(Extracted records)
..........
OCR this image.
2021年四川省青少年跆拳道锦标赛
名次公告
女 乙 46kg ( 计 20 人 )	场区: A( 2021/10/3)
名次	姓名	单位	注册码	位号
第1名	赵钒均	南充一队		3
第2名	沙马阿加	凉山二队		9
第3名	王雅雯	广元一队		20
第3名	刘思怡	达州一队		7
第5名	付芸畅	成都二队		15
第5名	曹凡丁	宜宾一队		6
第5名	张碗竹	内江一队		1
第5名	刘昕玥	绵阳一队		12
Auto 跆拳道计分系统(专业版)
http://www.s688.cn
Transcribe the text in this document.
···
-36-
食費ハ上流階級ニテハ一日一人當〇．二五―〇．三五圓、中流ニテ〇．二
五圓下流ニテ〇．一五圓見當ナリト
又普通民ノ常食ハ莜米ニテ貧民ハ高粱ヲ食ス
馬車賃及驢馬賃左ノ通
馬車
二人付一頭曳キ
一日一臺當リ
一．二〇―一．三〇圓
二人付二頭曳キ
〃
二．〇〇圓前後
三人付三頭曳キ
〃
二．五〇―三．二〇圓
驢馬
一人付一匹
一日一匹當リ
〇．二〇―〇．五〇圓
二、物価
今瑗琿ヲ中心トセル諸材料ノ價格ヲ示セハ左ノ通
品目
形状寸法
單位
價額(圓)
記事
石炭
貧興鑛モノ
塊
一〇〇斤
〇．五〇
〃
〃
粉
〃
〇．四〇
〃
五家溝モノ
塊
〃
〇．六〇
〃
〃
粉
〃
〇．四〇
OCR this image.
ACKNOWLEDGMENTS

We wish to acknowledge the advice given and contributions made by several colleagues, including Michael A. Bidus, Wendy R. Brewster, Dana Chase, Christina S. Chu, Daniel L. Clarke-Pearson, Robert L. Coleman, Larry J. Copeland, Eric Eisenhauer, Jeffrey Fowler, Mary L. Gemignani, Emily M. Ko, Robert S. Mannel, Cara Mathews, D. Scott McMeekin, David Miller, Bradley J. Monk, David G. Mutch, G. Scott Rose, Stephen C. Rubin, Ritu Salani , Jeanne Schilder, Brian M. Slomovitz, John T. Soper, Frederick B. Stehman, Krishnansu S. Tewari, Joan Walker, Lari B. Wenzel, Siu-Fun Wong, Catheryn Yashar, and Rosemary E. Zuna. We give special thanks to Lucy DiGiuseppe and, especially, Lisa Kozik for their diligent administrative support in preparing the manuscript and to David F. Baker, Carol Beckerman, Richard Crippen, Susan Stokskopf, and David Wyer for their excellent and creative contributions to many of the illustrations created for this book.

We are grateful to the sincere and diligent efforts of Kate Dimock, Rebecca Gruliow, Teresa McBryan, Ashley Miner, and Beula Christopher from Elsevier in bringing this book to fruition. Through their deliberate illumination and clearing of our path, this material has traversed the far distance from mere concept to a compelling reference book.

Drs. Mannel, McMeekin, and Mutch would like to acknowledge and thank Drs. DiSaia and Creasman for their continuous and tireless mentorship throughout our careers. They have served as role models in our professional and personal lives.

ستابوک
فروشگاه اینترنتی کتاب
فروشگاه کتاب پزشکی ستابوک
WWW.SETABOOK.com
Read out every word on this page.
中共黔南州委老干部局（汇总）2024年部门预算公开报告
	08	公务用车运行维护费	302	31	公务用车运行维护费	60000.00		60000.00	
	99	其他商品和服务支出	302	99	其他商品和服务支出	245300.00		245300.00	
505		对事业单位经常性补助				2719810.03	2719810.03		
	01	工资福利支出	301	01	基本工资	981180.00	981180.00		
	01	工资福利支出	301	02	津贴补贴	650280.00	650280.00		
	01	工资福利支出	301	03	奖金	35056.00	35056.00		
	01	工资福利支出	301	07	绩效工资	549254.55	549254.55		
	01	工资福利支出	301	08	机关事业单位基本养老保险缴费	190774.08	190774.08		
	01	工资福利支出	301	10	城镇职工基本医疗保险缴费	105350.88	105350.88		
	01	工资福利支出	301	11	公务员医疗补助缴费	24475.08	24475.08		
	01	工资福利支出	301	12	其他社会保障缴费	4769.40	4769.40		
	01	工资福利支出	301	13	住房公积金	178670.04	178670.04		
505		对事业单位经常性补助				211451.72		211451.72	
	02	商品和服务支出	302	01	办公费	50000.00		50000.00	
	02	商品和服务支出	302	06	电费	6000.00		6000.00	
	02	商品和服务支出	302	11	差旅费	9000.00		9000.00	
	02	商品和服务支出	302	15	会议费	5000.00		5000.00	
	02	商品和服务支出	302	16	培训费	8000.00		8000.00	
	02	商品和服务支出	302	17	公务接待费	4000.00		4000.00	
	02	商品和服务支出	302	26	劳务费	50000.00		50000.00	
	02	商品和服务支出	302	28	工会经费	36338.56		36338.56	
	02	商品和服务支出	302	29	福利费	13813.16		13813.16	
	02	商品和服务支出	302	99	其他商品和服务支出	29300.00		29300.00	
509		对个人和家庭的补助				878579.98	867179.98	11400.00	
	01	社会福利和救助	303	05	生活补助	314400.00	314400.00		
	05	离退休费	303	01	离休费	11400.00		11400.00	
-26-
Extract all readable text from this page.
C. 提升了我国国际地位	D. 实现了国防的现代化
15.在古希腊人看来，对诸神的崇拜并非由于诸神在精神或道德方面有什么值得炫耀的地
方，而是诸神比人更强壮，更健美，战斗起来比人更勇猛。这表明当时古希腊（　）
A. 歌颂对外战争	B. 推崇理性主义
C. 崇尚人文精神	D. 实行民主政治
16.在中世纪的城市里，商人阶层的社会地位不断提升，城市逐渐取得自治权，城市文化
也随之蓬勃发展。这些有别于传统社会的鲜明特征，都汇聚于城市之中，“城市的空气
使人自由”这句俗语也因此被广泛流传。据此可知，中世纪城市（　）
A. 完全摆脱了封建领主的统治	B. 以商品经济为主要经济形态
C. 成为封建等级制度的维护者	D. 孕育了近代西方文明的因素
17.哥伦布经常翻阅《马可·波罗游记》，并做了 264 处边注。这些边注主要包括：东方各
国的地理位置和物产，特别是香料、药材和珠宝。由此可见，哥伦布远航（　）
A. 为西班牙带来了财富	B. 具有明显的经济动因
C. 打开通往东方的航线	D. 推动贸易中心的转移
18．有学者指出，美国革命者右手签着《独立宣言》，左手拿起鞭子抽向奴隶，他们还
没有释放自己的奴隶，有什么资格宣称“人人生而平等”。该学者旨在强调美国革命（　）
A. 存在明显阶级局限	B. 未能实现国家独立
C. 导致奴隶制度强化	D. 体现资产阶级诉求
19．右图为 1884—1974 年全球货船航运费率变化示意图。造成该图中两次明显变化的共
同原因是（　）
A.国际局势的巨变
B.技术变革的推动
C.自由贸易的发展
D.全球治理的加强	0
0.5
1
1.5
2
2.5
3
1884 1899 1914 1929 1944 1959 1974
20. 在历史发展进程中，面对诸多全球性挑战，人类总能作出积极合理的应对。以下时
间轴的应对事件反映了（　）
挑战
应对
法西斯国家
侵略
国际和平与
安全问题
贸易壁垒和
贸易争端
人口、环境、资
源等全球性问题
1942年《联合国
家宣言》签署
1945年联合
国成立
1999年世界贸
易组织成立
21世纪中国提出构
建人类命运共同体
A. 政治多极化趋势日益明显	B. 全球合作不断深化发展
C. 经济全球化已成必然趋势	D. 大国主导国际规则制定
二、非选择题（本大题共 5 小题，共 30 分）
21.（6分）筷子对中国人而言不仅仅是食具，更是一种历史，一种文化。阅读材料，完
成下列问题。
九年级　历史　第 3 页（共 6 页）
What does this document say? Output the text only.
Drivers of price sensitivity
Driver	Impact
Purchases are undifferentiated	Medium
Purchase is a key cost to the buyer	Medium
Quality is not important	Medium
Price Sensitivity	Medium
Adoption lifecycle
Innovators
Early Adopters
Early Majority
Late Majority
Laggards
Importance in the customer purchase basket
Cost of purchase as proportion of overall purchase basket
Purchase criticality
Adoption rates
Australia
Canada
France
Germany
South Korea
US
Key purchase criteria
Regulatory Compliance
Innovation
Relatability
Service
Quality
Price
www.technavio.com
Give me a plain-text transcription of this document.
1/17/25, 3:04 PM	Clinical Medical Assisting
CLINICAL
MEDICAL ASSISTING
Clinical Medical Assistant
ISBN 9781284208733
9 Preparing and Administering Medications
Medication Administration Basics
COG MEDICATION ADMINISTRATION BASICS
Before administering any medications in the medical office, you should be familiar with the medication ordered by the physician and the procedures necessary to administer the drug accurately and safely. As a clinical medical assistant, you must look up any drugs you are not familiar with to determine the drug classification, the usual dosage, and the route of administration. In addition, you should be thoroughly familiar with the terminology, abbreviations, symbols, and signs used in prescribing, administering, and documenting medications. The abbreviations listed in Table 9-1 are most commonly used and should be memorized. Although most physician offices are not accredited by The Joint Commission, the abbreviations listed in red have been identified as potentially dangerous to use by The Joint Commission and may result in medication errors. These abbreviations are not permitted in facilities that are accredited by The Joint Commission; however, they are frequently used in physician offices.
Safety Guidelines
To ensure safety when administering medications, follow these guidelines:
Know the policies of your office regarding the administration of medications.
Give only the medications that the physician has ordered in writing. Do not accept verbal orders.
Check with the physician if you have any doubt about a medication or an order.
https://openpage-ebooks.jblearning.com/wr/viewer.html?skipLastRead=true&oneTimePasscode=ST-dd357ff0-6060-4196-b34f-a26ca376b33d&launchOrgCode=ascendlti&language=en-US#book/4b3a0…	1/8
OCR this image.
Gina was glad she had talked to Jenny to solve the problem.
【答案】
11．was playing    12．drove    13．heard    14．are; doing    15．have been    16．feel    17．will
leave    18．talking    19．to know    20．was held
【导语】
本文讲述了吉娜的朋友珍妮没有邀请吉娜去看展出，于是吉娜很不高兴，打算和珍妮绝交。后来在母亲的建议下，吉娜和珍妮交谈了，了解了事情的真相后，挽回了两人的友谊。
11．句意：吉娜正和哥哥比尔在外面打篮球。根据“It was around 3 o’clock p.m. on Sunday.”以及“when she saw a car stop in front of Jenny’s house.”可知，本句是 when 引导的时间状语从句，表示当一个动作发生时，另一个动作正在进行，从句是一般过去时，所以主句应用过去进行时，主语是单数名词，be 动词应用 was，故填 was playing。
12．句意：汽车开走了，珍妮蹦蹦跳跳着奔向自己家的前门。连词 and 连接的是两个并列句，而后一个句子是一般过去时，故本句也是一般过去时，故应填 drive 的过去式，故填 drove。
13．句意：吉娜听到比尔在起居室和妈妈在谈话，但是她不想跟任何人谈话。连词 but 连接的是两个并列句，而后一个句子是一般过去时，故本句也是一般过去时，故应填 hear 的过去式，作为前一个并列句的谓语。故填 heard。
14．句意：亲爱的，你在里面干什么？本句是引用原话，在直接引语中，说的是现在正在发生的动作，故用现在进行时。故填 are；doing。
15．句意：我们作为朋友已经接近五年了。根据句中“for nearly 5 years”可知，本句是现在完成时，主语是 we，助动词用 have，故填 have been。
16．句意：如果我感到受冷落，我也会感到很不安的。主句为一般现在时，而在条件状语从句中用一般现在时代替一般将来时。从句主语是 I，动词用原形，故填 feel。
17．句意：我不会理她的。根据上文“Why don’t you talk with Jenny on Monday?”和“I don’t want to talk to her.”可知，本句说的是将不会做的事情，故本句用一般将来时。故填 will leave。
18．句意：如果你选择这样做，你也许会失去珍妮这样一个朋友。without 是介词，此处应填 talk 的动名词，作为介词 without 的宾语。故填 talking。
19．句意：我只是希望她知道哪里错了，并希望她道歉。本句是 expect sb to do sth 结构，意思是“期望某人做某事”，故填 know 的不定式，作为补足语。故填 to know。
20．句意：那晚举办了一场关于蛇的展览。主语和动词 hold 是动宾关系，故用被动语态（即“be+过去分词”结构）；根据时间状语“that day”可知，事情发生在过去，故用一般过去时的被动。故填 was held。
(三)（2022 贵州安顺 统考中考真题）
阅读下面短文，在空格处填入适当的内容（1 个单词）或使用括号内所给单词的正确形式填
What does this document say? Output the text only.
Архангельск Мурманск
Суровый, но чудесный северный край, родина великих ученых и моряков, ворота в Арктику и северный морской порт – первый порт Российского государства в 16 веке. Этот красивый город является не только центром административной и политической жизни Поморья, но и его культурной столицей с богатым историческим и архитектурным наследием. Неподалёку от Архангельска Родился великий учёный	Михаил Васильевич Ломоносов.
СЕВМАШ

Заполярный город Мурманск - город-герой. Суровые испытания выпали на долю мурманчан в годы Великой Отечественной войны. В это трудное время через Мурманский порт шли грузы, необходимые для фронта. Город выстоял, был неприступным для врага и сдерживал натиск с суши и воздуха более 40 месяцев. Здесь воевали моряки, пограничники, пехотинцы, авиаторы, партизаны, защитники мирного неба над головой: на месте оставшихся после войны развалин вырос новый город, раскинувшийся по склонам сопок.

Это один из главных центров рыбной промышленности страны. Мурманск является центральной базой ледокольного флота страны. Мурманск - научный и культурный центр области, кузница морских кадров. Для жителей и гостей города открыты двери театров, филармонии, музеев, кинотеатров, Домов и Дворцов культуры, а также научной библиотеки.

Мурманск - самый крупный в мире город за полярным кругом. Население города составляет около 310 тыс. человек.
..........
* **EXERCISE PROMPT**
Pick out each line containing "کتاب" and report it.

* **THE SOLUTION**
فروشگاه اینترنتی کتاب
فروشگاه کتاب پزشکی ستابوک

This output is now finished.